(Dataset rows)

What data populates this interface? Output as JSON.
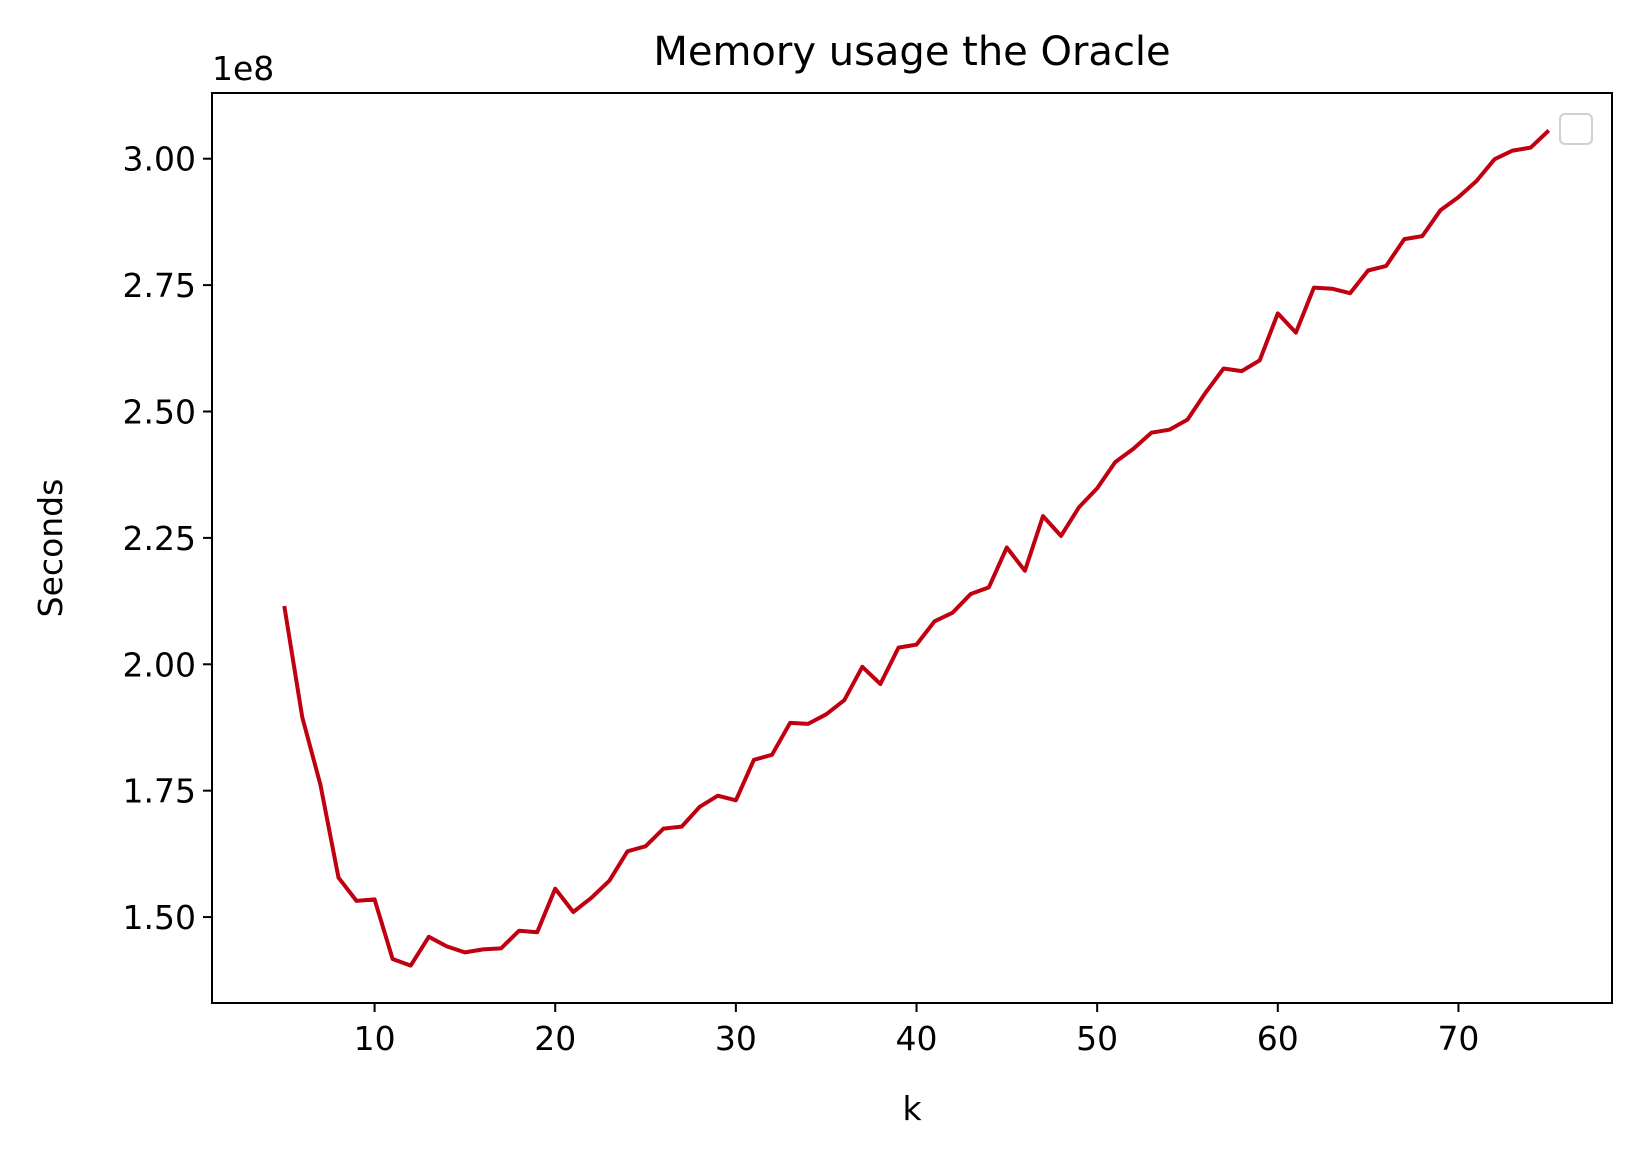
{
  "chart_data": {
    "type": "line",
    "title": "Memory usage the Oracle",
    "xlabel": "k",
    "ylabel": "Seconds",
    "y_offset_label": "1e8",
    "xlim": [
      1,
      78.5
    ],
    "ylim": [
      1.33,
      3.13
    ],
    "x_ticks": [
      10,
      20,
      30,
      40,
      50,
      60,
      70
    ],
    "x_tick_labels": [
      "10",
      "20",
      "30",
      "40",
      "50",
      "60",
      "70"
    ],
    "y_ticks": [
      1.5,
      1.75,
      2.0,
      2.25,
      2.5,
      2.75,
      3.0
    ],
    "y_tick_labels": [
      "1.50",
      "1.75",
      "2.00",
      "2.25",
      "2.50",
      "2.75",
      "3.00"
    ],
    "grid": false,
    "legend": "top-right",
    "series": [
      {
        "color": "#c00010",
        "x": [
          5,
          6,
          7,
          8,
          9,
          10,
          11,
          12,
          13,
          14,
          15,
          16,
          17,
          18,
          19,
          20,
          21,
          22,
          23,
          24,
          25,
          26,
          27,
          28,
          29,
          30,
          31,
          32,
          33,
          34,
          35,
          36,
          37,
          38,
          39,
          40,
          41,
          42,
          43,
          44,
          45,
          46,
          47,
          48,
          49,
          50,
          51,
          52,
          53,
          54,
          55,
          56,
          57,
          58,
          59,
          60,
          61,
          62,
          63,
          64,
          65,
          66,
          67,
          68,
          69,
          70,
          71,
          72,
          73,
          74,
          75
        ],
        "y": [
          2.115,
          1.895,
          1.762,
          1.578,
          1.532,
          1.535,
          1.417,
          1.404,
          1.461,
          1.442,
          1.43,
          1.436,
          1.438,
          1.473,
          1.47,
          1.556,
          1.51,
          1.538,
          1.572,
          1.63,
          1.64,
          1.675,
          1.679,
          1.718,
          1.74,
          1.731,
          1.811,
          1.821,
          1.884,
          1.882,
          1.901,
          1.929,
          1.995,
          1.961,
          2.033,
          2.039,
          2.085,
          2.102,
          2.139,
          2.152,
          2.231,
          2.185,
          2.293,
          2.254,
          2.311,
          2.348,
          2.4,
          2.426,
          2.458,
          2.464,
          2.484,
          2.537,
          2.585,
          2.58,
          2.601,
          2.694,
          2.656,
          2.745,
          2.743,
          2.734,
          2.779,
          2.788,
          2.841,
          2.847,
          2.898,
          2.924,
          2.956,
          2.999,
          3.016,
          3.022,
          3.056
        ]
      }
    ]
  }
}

EXERCISE OBJECTIVE: Write every record out again exactly; no pictures belong in the copy.

EXERCISE RESPONSE:
What data populates this interface? Output as JSON.
{
  "chart_data": {
    "type": "line",
    "title": "Memory usage the Oracle",
    "xlabel": "k",
    "ylabel": "Seconds",
    "y_offset_label": "1e8",
    "xlim": [
      1,
      78.5
    ],
    "ylim": [
      1.33,
      3.13
    ],
    "x_ticks": [
      10,
      20,
      30,
      40,
      50,
      60,
      70
    ],
    "x_tick_labels": [
      "10",
      "20",
      "30",
      "40",
      "50",
      "60",
      "70"
    ],
    "y_ticks": [
      1.5,
      1.75,
      2.0,
      2.25,
      2.5,
      2.75,
      3.0
    ],
    "y_tick_labels": [
      "1.50",
      "1.75",
      "2.00",
      "2.25",
      "2.50",
      "2.75",
      "3.00"
    ],
    "grid": false,
    "legend": "top-right",
    "series": [
      {
        "color": "#c00010",
        "x": [
          5,
          6,
          7,
          8,
          9,
          10,
          11,
          12,
          13,
          14,
          15,
          16,
          17,
          18,
          19,
          20,
          21,
          22,
          23,
          24,
          25,
          26,
          27,
          28,
          29,
          30,
          31,
          32,
          33,
          34,
          35,
          36,
          37,
          38,
          39,
          40,
          41,
          42,
          43,
          44,
          45,
          46,
          47,
          48,
          49,
          50,
          51,
          52,
          53,
          54,
          55,
          56,
          57,
          58,
          59,
          60,
          61,
          62,
          63,
          64,
          65,
          66,
          67,
          68,
          69,
          70,
          71,
          72,
          73,
          74,
          75
        ],
        "y": [
          2.115,
          1.895,
          1.762,
          1.578,
          1.532,
          1.535,
          1.417,
          1.404,
          1.461,
          1.442,
          1.43,
          1.436,
          1.438,
          1.473,
          1.47,
          1.556,
          1.51,
          1.538,
          1.572,
          1.63,
          1.64,
          1.675,
          1.679,
          1.718,
          1.74,
          1.731,
          1.811,
          1.821,
          1.884,
          1.882,
          1.901,
          1.929,
          1.995,
          1.961,
          2.033,
          2.039,
          2.085,
          2.102,
          2.139,
          2.152,
          2.231,
          2.185,
          2.293,
          2.254,
          2.311,
          2.348,
          2.4,
          2.426,
          2.458,
          2.464,
          2.484,
          2.537,
          2.585,
          2.58,
          2.601,
          2.694,
          2.656,
          2.745,
          2.743,
          2.734,
          2.779,
          2.788,
          2.841,
          2.847,
          2.898,
          2.924,
          2.956,
          2.999,
          3.016,
          3.022,
          3.056
        ]
      }
    ]
  }
}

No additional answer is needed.